● Work to be completed: Every line that holds the string "диагональ" is to be identified and copied.

[Records from a data collection]
---

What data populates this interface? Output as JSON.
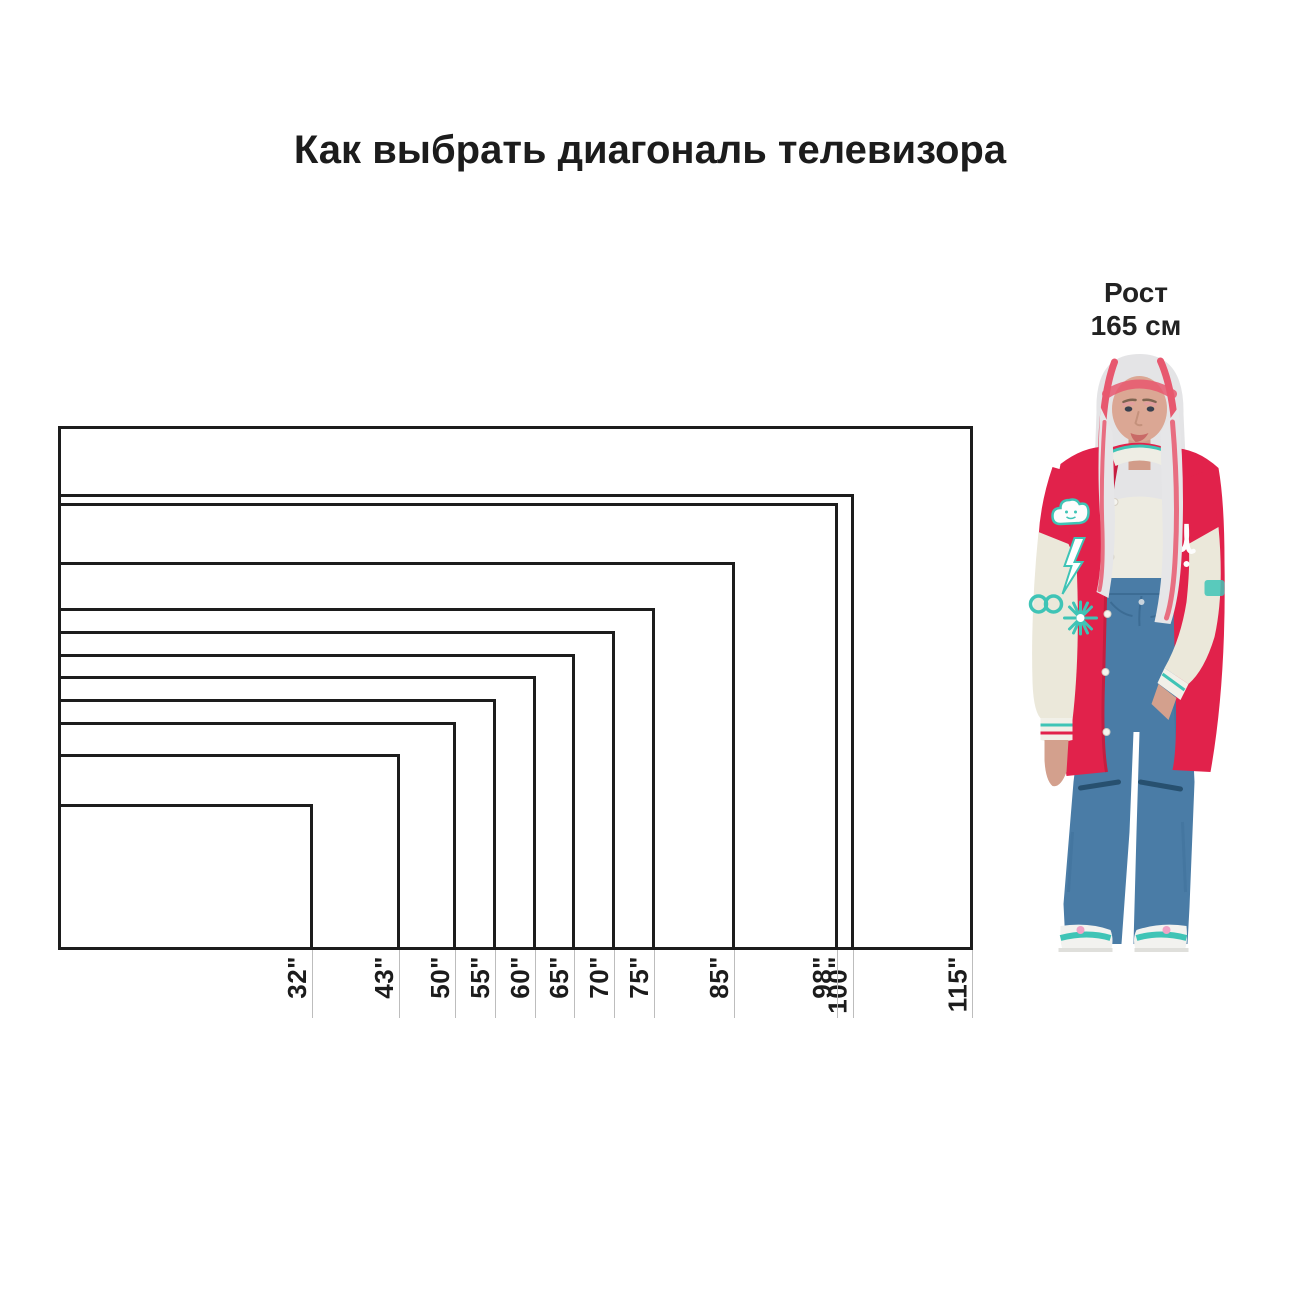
{
  "title": "Как выбрать диагональ телевизора",
  "person": {
    "label_line1": "Рост",
    "label_line2": "165 см",
    "height_cm": 165
  },
  "chart_data": {
    "type": "nested-rectangles",
    "title": "Как выбрать диагональ телевизора",
    "unit": "inch (TV diagonal)",
    "aspect_ratio": "16:9",
    "sizes": [
      {
        "inches": 115,
        "label": "115\""
      },
      {
        "inches": 100,
        "label": "100\""
      },
      {
        "inches": 98,
        "label": "98\""
      },
      {
        "inches": 85,
        "label": "85\""
      },
      {
        "inches": 75,
        "label": "75\""
      },
      {
        "inches": 70,
        "label": "70\""
      },
      {
        "inches": 65,
        "label": "65\""
      },
      {
        "inches": 60,
        "label": "60\""
      },
      {
        "inches": 55,
        "label": "55\""
      },
      {
        "inches": 50,
        "label": "50\""
      },
      {
        "inches": 43,
        "label": "43\""
      },
      {
        "inches": 32,
        "label": "32\""
      }
    ],
    "reference_person": {
      "label": "Рост 165 см",
      "height_cm": 165
    },
    "legend_position": "none",
    "grid": false
  },
  "colors": {
    "background": "#ffffff",
    "outline": "#1d1d1d",
    "tick_line": "#bdbdbd",
    "text": "#1c1c1c",
    "jacket_red": "#e1224b",
    "sleeve_cream": "#ebe8da",
    "accent_teal": "#3fc4b6",
    "jeans_blue": "#4a7ca6",
    "hair_silver": "#e4e4e6",
    "hair_pink": "#e7586f",
    "skin": "#d9a693"
  }
}
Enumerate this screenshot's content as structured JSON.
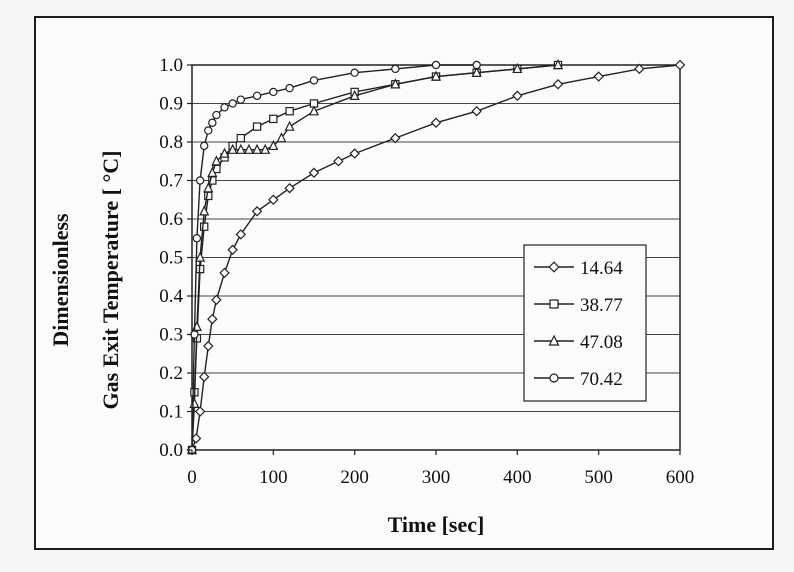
{
  "chart_data": {
    "type": "line",
    "title": "",
    "xlabel": "Time [sec]",
    "ylabel_line1": "Dimensionless",
    "ylabel_line2": "Gas Exit Temperature [ °C]",
    "xlim": [
      0,
      600
    ],
    "ylim": [
      0.0,
      1.0
    ],
    "xticks": [
      "0",
      "100",
      "200",
      "300",
      "400",
      "500",
      "600"
    ],
    "yticks": [
      "0.0",
      "0.1",
      "0.2",
      "0.3",
      "0.4",
      "0.5",
      "0.6",
      "0.7",
      "0.8",
      "0.9",
      "1.0"
    ],
    "grid": "horizontal",
    "legend_position": "right",
    "series": [
      {
        "name": "14.64",
        "marker": "diamond",
        "x": [
          0,
          5,
          10,
          15,
          20,
          25,
          30,
          40,
          50,
          60,
          80,
          100,
          120,
          150,
          180,
          200,
          250,
          300,
          350,
          400,
          450,
          500,
          550,
          600
        ],
        "y": [
          0.0,
          0.03,
          0.1,
          0.19,
          0.27,
          0.34,
          0.39,
          0.46,
          0.52,
          0.56,
          0.62,
          0.65,
          0.68,
          0.72,
          0.75,
          0.77,
          0.81,
          0.85,
          0.88,
          0.92,
          0.95,
          0.97,
          0.99,
          1.0
        ]
      },
      {
        "name": "38.77",
        "marker": "square",
        "x": [
          0,
          3,
          6,
          10,
          15,
          20,
          25,
          30,
          40,
          50,
          60,
          80,
          100,
          120,
          150,
          200,
          250,
          300,
          350,
          400,
          450
        ],
        "y": [
          0.0,
          0.15,
          0.29,
          0.47,
          0.58,
          0.66,
          0.7,
          0.73,
          0.76,
          0.79,
          0.81,
          0.84,
          0.86,
          0.88,
          0.9,
          0.93,
          0.95,
          0.97,
          0.98,
          0.99,
          1.0
        ]
      },
      {
        "name": "47.08",
        "marker": "triangle",
        "x": [
          0,
          3,
          6,
          10,
          15,
          20,
          25,
          30,
          40,
          50,
          60,
          70,
          80,
          90,
          100,
          110,
          120,
          150,
          200,
          250,
          300,
          350,
          400,
          450
        ],
        "y": [
          0.0,
          0.12,
          0.32,
          0.5,
          0.62,
          0.68,
          0.72,
          0.75,
          0.77,
          0.78,
          0.78,
          0.78,
          0.78,
          0.78,
          0.79,
          0.81,
          0.84,
          0.88,
          0.92,
          0.95,
          0.97,
          0.98,
          0.99,
          1.0
        ]
      },
      {
        "name": "70.42",
        "marker": "circle",
        "x": [
          0,
          3,
          6,
          10,
          15,
          20,
          25,
          30,
          40,
          50,
          60,
          80,
          100,
          120,
          150,
          200,
          250,
          300,
          350
        ],
        "y": [
          0.0,
          0.3,
          0.55,
          0.7,
          0.79,
          0.83,
          0.85,
          0.87,
          0.89,
          0.9,
          0.91,
          0.92,
          0.93,
          0.94,
          0.96,
          0.98,
          0.99,
          1.0,
          1.0
        ]
      }
    ]
  }
}
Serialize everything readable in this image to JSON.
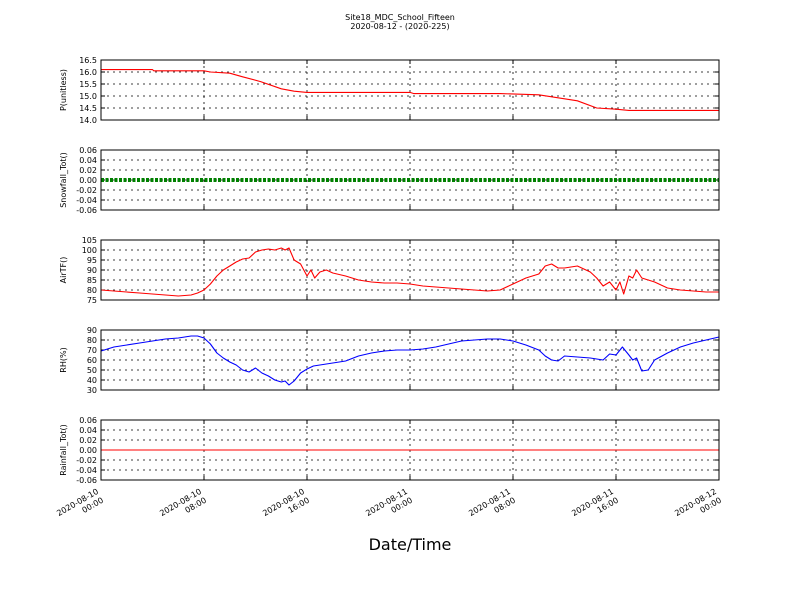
{
  "chart_data": {
    "type": "line",
    "title": "Site18_MDC_School_Fifteen",
    "subtitle": "2020-08-12 - (2020-225)",
    "xlabel": "Date/Time",
    "x_ticks": [
      {
        "l1": "2020-08-10",
        "l2": "00:00"
      },
      {
        "l1": "2020-08-10",
        "l2": "08:00"
      },
      {
        "l1": "2020-08-10",
        "l2": "16:00"
      },
      {
        "l1": "2020-08-11",
        "l2": "00:00"
      },
      {
        "l1": "2020-08-11",
        "l2": "08:00"
      },
      {
        "l1": "2020-08-11",
        "l2": "16:00"
      },
      {
        "l1": "2020-08-12",
        "l2": "00:00"
      }
    ],
    "xlim_hours": [
      0,
      48
    ],
    "grid": true,
    "panels": [
      {
        "ylabel": "P(unitless)",
        "color": "#ff0000",
        "ylim": [
          14.0,
          16.5
        ],
        "yticks": [
          "16.5",
          "16.0",
          "15.5",
          "15.0",
          "14.5",
          "14.0"
        ],
        "x": [
          0,
          4,
          4.1,
          8,
          8.5,
          10,
          11,
          12.4,
          14,
          15,
          16,
          24,
          24.3,
          31,
          34,
          37,
          38.5,
          40,
          41,
          44,
          48
        ],
        "y": [
          16.1,
          16.1,
          16.05,
          16.05,
          16.0,
          15.95,
          15.8,
          15.6,
          15.3,
          15.2,
          15.15,
          15.15,
          15.1,
          15.1,
          15.05,
          14.8,
          14.5,
          14.45,
          14.4,
          14.4,
          14.4
        ]
      },
      {
        "ylabel": "Snowfall_Tot()",
        "color": "#008000",
        "style": "markers",
        "ylim": [
          -0.06,
          0.06
        ],
        "yticks": [
          "0.06",
          "0.04",
          "0.02",
          "0.00",
          "-0.02",
          "-0.04",
          "-0.06"
        ],
        "x": [
          0,
          48
        ],
        "y": [
          0,
          0
        ]
      },
      {
        "ylabel": "AirTF()",
        "color": "#ff0000",
        "ylim": [
          75,
          105
        ],
        "yticks": [
          "105",
          "100",
          "95",
          "90",
          "85",
          "80",
          "75"
        ],
        "x": [
          0,
          1,
          2,
          3,
          4,
          5,
          6,
          7,
          7.5,
          8,
          8.5,
          9,
          9.5,
          10,
          10.5,
          11,
          11.5,
          12,
          12.5,
          13,
          13.5,
          14,
          14.3,
          14.6,
          15,
          15.5,
          16,
          16.3,
          16.6,
          17,
          17.5,
          18,
          19,
          20,
          21,
          22,
          23,
          24,
          25,
          26,
          27,
          28,
          29,
          30,
          31,
          32,
          33,
          34,
          34.5,
          35,
          35.5,
          36,
          37,
          38,
          38.5,
          39,
          39.5,
          40,
          40.3,
          40.6,
          41,
          41.3,
          41.6,
          42,
          42.5,
          43,
          44,
          45,
          46,
          47,
          48
        ],
        "y": [
          80,
          79.5,
          79,
          78.5,
          78,
          77.5,
          77,
          77.5,
          78.5,
          80,
          83,
          87,
          90,
          92,
          94,
          95.5,
          96,
          99,
          100,
          100.5,
          100,
          101,
          100,
          101,
          95,
          93,
          87,
          90,
          86,
          89,
          90,
          88.5,
          87,
          85,
          84,
          83.5,
          83.5,
          83,
          82,
          81.5,
          81,
          80.5,
          80,
          79.5,
          80,
          83,
          86,
          88,
          92,
          93,
          91,
          91,
          92,
          89,
          86,
          82,
          84,
          80,
          84,
          78,
          87,
          86,
          90,
          86,
          85,
          84,
          81,
          80,
          79.5,
          79,
          79
        ]
      },
      {
        "ylabel": "RH(%)",
        "color": "#0000ff",
        "ylim": [
          30,
          90
        ],
        "yticks": [
          "90",
          "80",
          "70",
          "60",
          "50",
          "40",
          "30"
        ],
        "x": [
          0,
          1,
          2,
          3,
          4,
          5,
          6,
          6.5,
          7,
          7.5,
          8,
          8.5,
          9,
          9.5,
          10,
          10.5,
          11,
          11.5,
          12,
          12.5,
          13,
          13.5,
          14,
          14.3,
          14.6,
          15,
          15.5,
          16,
          16.5,
          17,
          18,
          19,
          20,
          21,
          22,
          23,
          24,
          25,
          26,
          27,
          28,
          29,
          30,
          31,
          32,
          33,
          34,
          34.5,
          35,
          35.5,
          36,
          37,
          38,
          39,
          39.5,
          40,
          40.5,
          41,
          41.3,
          41.6,
          42,
          42.5,
          43,
          44,
          45,
          46,
          47,
          48
        ],
        "y": [
          69,
          73,
          75,
          77,
          79,
          81,
          82,
          83,
          84,
          84,
          82,
          76,
          67,
          62,
          58,
          55,
          50,
          48,
          52,
          47,
          44,
          40,
          38,
          39,
          35,
          39,
          47,
          51,
          54,
          55,
          57,
          59,
          64,
          67,
          69,
          70,
          70,
          71,
          73,
          76,
          79,
          80,
          81,
          81,
          79,
          75,
          70,
          64,
          60,
          59,
          64,
          63,
          62,
          60,
          66,
          65,
          73,
          65,
          60,
          62,
          49,
          50,
          60,
          67,
          73,
          77,
          80,
          83
        ]
      },
      {
        "ylabel": "Rainfall_Tot()",
        "color": "#ff0000",
        "ylim": [
          -0.06,
          0.06
        ],
        "yticks": [
          "0.06",
          "0.04",
          "0.02",
          "0.00",
          "-0.02",
          "-0.04",
          "-0.06"
        ],
        "x": [
          0,
          48
        ],
        "y": [
          0,
          0
        ]
      }
    ]
  }
}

---

● Exercise output:
  "title": "Как выбрать диагональ телевизора",
    "title": "Как выбрать диагональ телевизора",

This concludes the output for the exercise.